▶ **Exercise task**:
Find every line of the listing below where "статьи" appears, and copy it.

======== Input rows

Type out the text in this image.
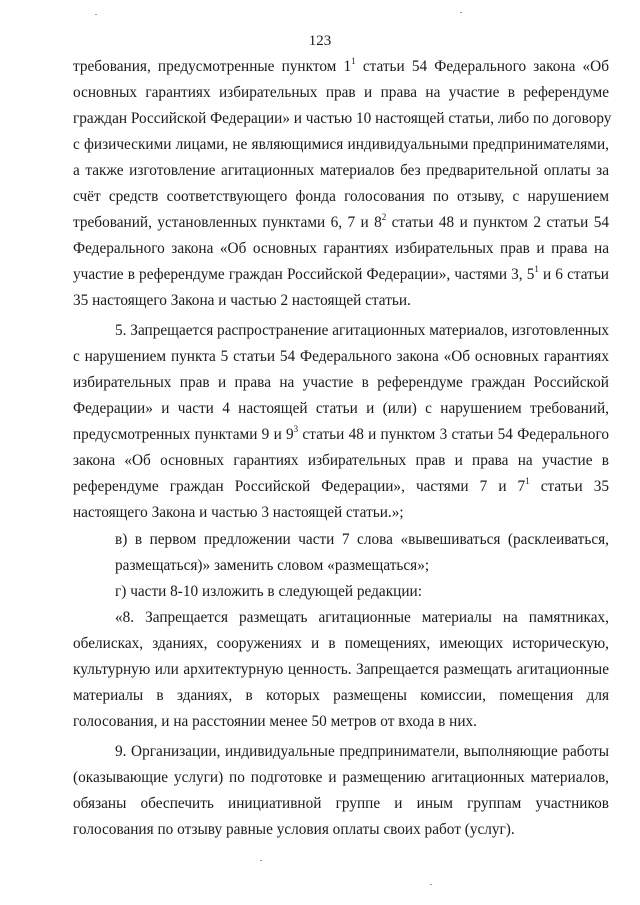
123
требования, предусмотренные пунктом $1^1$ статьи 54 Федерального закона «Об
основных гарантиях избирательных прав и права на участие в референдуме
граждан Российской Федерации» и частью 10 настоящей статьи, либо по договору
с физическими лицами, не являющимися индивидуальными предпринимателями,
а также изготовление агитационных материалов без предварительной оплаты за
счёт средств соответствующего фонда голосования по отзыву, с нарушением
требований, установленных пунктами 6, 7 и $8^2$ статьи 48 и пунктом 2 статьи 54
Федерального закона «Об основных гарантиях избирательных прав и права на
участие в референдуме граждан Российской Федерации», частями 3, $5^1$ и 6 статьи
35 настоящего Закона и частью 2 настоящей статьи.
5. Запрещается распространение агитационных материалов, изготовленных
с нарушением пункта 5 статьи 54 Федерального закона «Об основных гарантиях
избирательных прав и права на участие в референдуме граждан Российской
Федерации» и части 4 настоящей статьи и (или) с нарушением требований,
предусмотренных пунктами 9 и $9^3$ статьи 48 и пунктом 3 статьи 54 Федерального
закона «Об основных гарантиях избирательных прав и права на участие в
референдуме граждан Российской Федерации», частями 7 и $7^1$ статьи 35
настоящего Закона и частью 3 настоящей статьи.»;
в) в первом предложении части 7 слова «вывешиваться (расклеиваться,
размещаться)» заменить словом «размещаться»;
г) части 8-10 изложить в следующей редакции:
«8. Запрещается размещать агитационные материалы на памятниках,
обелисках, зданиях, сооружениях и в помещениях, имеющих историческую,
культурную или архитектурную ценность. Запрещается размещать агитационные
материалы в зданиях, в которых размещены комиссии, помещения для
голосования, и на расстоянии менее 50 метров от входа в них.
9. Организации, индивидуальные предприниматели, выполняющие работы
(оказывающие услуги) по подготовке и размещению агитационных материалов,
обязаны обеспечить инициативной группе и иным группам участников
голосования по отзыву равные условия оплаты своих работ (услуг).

================
======== Input rows

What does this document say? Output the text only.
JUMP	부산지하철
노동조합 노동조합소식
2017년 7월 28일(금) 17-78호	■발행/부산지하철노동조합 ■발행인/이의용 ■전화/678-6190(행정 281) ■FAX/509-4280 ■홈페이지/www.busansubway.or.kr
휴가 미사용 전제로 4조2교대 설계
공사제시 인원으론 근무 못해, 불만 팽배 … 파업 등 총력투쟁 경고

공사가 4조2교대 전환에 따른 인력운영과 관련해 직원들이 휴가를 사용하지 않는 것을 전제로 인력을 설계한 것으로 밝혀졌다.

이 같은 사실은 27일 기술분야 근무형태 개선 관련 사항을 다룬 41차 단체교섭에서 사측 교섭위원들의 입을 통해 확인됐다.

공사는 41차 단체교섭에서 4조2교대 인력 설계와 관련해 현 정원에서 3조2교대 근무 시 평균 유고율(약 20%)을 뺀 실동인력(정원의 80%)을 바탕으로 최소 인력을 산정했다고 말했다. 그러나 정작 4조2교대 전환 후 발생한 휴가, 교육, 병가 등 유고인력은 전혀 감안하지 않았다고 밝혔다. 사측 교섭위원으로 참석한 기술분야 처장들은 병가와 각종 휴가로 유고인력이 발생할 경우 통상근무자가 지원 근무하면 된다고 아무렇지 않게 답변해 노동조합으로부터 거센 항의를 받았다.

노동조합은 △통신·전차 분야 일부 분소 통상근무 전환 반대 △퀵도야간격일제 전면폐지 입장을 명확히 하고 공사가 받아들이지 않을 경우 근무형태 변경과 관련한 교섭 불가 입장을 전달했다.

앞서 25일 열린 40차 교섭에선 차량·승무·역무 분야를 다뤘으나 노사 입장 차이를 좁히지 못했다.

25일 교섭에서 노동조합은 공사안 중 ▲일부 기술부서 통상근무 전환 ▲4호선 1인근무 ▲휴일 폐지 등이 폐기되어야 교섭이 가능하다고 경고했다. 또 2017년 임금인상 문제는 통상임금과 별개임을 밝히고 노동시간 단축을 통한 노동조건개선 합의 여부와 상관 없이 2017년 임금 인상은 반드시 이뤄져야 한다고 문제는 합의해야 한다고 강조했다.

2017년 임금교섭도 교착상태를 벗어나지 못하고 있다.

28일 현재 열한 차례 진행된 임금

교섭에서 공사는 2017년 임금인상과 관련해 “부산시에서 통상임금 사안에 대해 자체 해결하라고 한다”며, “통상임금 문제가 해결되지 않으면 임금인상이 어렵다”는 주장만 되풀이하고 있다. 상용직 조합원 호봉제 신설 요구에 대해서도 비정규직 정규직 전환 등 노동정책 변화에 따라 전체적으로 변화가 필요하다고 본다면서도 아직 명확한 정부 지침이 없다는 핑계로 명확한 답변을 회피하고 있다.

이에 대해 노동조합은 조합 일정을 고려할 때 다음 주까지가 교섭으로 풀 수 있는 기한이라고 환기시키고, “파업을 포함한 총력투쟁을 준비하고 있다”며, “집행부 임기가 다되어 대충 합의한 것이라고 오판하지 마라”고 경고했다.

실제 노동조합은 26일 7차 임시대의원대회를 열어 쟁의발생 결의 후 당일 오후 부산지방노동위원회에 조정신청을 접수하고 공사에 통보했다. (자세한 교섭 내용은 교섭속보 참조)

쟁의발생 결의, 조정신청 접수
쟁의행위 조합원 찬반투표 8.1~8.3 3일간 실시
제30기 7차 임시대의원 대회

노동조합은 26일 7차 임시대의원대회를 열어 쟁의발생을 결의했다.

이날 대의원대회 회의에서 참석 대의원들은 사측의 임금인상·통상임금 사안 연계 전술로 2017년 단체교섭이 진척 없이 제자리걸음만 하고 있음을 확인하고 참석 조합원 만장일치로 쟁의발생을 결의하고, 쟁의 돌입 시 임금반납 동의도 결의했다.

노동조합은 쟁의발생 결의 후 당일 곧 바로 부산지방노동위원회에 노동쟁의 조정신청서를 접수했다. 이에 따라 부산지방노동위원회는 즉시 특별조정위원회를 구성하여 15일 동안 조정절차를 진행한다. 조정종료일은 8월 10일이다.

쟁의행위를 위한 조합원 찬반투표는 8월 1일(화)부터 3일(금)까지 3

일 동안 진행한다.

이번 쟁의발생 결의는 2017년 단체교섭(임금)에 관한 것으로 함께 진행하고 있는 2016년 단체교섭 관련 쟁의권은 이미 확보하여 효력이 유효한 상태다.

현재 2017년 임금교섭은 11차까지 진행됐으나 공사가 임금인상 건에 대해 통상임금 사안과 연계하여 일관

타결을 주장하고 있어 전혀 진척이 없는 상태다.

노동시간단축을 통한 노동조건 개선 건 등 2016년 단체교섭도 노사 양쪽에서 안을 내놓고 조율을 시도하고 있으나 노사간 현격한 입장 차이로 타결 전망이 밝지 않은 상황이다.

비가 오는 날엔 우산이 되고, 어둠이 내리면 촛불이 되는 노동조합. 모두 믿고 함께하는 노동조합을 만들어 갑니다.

================

▶ **Answer to the problem**:
требования, предусмотренные пунктом $1^1$ статьи 54 Федерального закона «Об
граждан Российской Федерации» и частью 10 настоящей статьи, либо по договору
требований, установленных пунктами 6, 7 и $8^2$ статьи 48 и пунктом 2 статьи 54
участие в референдуме граждан Российской Федерации», частями 3, $5^1$ и 6 статьи
35 настоящего Закона и частью 2 настоящей статьи.
с нарушением пункта 5 статьи 54 Федерального закона «Об основных гарантиях
Федерации» и части 4 настоящей статьи и (или) с нарушением требований,
предусмотренных пунктами 9 и $9^3$ статьи 48 и пунктом 3 статьи 54 Федерального
референдуме граждан Российской Федерации», частями 7 и $7^1$ статьи 35
настоящего Закона и частью 3 настоящей статьи.»;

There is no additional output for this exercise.